▸ Data supplied:
— start —
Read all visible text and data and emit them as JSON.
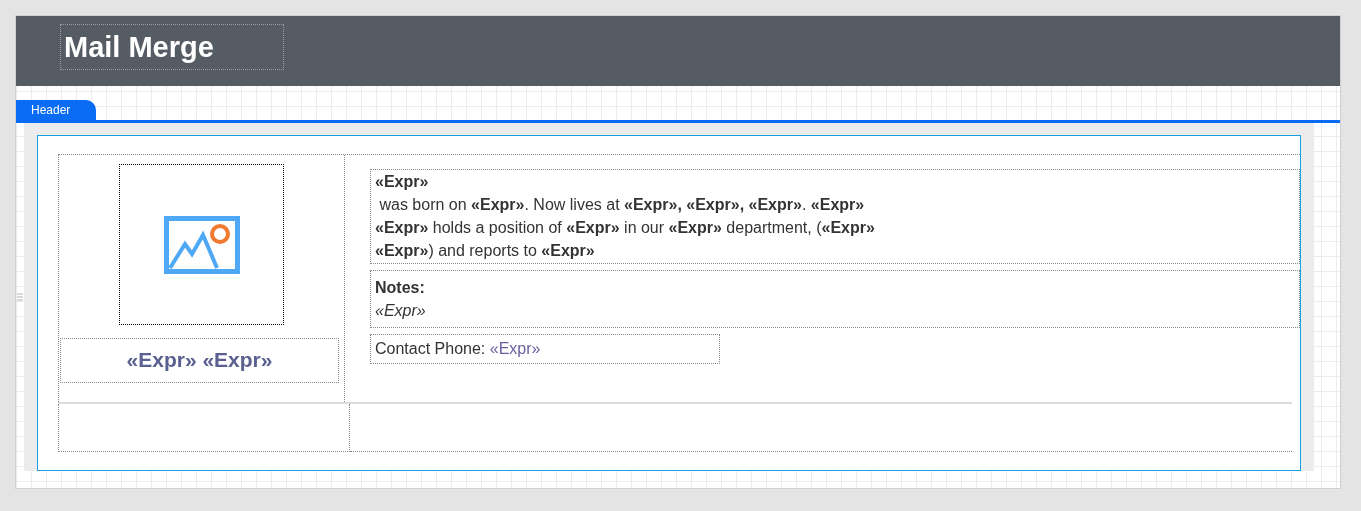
{
  "report_title": "Mail Merge",
  "band_tab": {
    "label": "Header"
  },
  "photo_caption": "«Expr» «Expr»",
  "bio_lines": [
    "**«Expr»**",
    " was born on **«Expr»**. Now lives at **«Expr», «Expr», «Expr»**. **«Expr»**",
    "**«Expr»** holds a position of **«Expr»** in our **«Expr»** department, (**«Expr»**",
    "**«Expr»**) and reports to **«Expr»**"
  ],
  "notes": {
    "label": "Notes:",
    "value": "«Expr»"
  },
  "contact": {
    "label": "Contact Phone:",
    "value": "«Expr»"
  }
}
— end —
Out of the material above, select every line that holds the string "label".

▸ Output for this task:
    "label": "Header"
    "label": "Notes:",
    "label": "Contact Phone:",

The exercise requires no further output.